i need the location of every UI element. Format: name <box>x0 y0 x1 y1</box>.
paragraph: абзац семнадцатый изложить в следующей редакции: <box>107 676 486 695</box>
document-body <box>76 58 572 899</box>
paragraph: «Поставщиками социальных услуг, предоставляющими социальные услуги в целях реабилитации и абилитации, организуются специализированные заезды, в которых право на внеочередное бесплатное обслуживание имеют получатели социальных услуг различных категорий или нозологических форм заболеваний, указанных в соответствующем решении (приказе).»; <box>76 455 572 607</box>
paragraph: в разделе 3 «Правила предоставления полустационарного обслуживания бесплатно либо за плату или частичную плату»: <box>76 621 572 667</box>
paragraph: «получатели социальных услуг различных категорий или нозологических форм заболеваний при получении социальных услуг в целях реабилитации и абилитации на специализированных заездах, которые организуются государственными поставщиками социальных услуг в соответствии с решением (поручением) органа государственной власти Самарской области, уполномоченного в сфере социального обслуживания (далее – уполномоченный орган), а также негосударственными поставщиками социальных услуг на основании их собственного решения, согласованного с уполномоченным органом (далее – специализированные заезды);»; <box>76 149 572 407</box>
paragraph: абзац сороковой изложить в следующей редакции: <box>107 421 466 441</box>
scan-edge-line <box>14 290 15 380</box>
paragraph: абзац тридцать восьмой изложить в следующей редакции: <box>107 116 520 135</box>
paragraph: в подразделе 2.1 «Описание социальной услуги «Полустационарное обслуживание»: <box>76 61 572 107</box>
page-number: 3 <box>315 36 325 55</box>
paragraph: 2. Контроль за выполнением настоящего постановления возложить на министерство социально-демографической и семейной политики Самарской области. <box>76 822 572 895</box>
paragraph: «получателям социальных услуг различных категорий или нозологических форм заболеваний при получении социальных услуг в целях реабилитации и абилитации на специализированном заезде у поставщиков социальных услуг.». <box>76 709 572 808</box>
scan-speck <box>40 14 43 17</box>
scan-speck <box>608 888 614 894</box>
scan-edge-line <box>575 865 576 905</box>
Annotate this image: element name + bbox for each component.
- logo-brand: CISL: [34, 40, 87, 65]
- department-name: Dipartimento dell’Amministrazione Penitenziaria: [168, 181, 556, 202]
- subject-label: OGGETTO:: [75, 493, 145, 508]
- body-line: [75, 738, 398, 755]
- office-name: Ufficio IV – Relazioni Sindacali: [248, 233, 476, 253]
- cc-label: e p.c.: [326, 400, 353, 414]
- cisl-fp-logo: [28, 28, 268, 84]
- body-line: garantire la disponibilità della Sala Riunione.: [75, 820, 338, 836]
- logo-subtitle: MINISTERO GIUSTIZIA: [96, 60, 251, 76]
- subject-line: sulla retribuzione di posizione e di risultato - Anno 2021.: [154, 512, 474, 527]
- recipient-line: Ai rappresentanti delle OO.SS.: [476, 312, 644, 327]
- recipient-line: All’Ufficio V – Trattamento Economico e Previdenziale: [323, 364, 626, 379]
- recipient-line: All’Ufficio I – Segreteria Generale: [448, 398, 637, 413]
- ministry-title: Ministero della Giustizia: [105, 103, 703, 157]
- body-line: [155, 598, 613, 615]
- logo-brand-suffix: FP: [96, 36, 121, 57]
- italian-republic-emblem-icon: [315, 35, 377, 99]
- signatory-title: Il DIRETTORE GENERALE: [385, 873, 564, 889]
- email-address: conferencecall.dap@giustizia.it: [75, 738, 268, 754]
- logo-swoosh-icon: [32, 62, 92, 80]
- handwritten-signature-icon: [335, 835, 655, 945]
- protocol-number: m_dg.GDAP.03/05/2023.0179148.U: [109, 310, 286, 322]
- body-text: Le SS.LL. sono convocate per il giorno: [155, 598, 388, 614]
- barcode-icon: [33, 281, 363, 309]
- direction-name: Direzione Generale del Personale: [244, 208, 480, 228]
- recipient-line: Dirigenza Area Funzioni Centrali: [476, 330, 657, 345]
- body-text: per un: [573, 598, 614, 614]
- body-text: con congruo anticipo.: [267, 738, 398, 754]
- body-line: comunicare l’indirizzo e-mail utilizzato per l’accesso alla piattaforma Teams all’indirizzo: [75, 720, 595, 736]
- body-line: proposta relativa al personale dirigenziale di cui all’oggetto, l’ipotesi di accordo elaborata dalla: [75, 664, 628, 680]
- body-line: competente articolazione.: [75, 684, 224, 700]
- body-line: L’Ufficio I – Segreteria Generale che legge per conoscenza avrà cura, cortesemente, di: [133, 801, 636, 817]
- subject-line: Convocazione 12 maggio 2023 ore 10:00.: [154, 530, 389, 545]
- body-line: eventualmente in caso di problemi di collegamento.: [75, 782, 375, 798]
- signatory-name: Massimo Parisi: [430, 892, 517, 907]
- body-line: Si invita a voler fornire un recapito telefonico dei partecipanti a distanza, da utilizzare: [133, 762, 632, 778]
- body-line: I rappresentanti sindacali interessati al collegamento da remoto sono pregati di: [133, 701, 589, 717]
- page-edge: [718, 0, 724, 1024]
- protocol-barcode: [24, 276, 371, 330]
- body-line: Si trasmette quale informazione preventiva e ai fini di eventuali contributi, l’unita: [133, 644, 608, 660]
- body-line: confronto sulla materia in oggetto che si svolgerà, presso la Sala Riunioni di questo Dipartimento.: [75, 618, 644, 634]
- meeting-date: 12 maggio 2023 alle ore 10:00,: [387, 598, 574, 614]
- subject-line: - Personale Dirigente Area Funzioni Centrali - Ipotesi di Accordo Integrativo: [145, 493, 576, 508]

---+---

Rewrite all the entries above as a Markdown table with two columns, Row and Line, giving each line its own numbered row and leaving out any blank lines.

| Row | Line |
|---|---|
| 1 | i need the location of every UI element. Format: name <box>x0 y0 x1 y1</box>. |
| 2 | paragraph: абзац семнадцатый изложить в следующей редакции: <box>107 676 486 695</box> |
| 3 | document-body <box>76 58 572 899</box> |
| 4 | paragraph: «Поставщиками социальных услуг, предоставляющими социальные услуги в целях реабилитации и абилитации, организуются специализированные заезды, в которых право на внеочередное бесплатное обслуживание имеют получатели социальных услуг различных категорий или нозологических форм заболеваний, указанных в соответствующем решении (приказе).»; <box>76 455 572 607</box> |
| 5 | paragraph: в разделе 3 «Правила предоставления полустационарного обслуживания бесплатно либо за плату или частичную плату»: <box>76 621 572 667</box> |
| 6 | paragraph: «получатели социальных услуг различных категорий или нозологических форм заболеваний при получении социальных услуг в целях реабилитации и абилитации на специализированных заездах, которые организуются государственными поставщиками социальных услуг в соответствии с решением (поручением) органа государственной власти Самарской области, уполномоченного в сфере социального обслуживания (далее – уполномоченный орган), а также негосударственными поставщиками социальных услуг на основании их собственного решения, согласованного с уполномоченным органом (далее – специализированные заезды);»; <box>76 149 572 407</box> |
| 7 | paragraph: абзац сороковой изложить в следующей редакции: <box>107 421 466 441</box> |
| 8 | scan-edge-line <box>14 290 15 380</box> |
| 9 | paragraph: абзац тридцать восьмой изложить в следующей редакции: <box>107 116 520 135</box> |
| 10 | paragraph: в подразделе 2.1 «Описание социальной услуги «Полустационарное обслуживание»: <box>76 61 572 107</box> |
| 11 | page-number: 3 <box>315 36 325 55</box> |
| 12 | paragraph: 2. Контроль за выполнением настоящего постановления возложить на министерство социально-демографической и семейной политики Самарской области. <box>76 822 572 895</box> |
| 13 | paragraph: «получателям социальных услуг различных категорий или нозологических форм заболеваний при получении социальных услуг в целях реабилитации и абилитации на специализированном заезде у поставщиков социальных услуг.». <box>76 709 572 808</box> |
| 14 | scan-speck <box>40 14 43 17</box> |
| 15 | scan-speck <box>608 888 614 894</box> |
| 16 | scan-edge-line <box>575 865 576 905</box> |
| 17 | Annotate this image: element name + bbox for each component. |
| 18 | - logo-brand: CISL: [34, 40, 87, 65] |
| 19 | - department-name: Dipartimento dell’Amministrazione Penitenziaria: [168, 181, 556, 202] |
| 20 | - subject-label: OGGETTO:: [75, 493, 145, 508] |
| 21 | - body-line: [75, 738, 398, 755] |
| 22 | - office-name: Ufficio IV – Relazioni Sindacali: [248, 233, 476, 253] |
| 23 | - cc-label: e p.c.: [326, 400, 353, 414] |
| 24 | - cisl-fp-logo: [28, 28, 268, 84] |
| 25 | - body-line: garantire la disponibilità della Sala Riunione.: [75, 820, 338, 836] |
| 26 | - logo-subtitle: MINISTERO GIUSTIZIA: [96, 60, 251, 76] |
| 27 | - subject-line: sulla retribuzione di posizione e di risultato - Anno 2021.: [154, 512, 474, 527] |
| 28 | - recipient-line: Ai rappresentanti delle OO.SS.: [476, 312, 644, 327] |
| 29 | - recipient-line: All’Ufficio V – Trattamento Economico e Previdenziale: [323, 364, 626, 379] |
| 30 | - recipient-line: All’Ufficio I – Segreteria Generale: [448, 398, 637, 413] |
| 31 | - ministry-title: Ministero della Giustizia: [105, 103, 703, 157] |
| 32 | - body-line: [155, 598, 613, 615] |
| 33 | - logo-brand-suffix: FP: [96, 36, 121, 57] |
| 34 | - italian-republic-emblem-icon: [315, 35, 377, 99] |
| 35 | - signatory-title: Il DIRETTORE GENERALE: [385, 873, 564, 889] |
| 36 | - email-address: conferencecall.dap@giustizia.it: [75, 738, 268, 754] |
| 37 | - logo-swoosh-icon: [32, 62, 92, 80] |
| 38 | - handwritten-signature-icon: [335, 835, 655, 945] |
| 39 | - protocol-number: m_dg.GDAP.03/05/2023.0179148.U: [109, 310, 286, 322] |
| 40 | - body-text: Le SS.LL. sono convocate per il giorno: [155, 598, 388, 614] |
| 41 | - barcode-icon: [33, 281, 363, 309] |
| 42 | - direction-name: Direzione Generale del Personale: [244, 208, 480, 228] |
| 43 | - recipient-line: Dirigenza Area Funzioni Centrali: [476, 330, 657, 345] |
| 44 | - body-text: per un: [573, 598, 614, 614] |
| 45 | - body-text: con congruo anticipo.: [267, 738, 398, 754] |
| 46 | - body-line: comunicare l’indirizzo e-mail utilizzato per l’accesso alla piattaforma Teams all’indirizzo: [75, 720, 595, 736] |
| 47 | - body-line: proposta relativa al personale dirigenziale di cui all’oggetto, l’ipotesi di accordo elaborata dalla: [75, 664, 628, 680] |
| 48 | - body-line: competente articolazione.: [75, 684, 224, 700] |
| 49 | - body-line: L’Ufficio I – Segreteria Generale che legge per conoscenza avrà cura, cortesemente, di: [133, 801, 636, 817] |
| 50 | - subject-line: Convocazione 12 maggio 2023 ore 10:00.: [154, 530, 389, 545] |
| 51 | - body-line: eventualmente in caso di problemi di collegamento.: [75, 782, 375, 798] |
| 52 | - signatory-name: Massimo Parisi: [430, 892, 517, 907] |
| 53 | - body-line: Si invita a voler fornire un recapito telefonico dei partecipanti a distanza, da utilizzare: [133, 762, 632, 778] |
| 54 | - body-line: I rappresentanti sindacali interessati al collegamento da remoto sono pregati di: [133, 701, 589, 717] |
| 55 | - page-edge: [718, 0, 724, 1024] |
| 56 | - protocol-barcode: [24, 276, 371, 330] |
| 57 | - body-line: Si trasmette quale informazione preventiva e ai fini di eventuali contributi, l’unita: [133, 644, 608, 660] |
| 58 | - body-line: confronto sulla materia in oggetto che si svolgerà, presso la Sala Riunioni di questo Dipartimento.: [75, 618, 644, 634] |
| 59 | - meeting-date: 12 maggio 2023 alle ore 10:00,: [387, 598, 574, 614] |
| 60 | - subject-line: - Personale Dirigente Area Funzioni Centrali - Ipotesi di Accordo Integrativo: [145, 493, 576, 508] |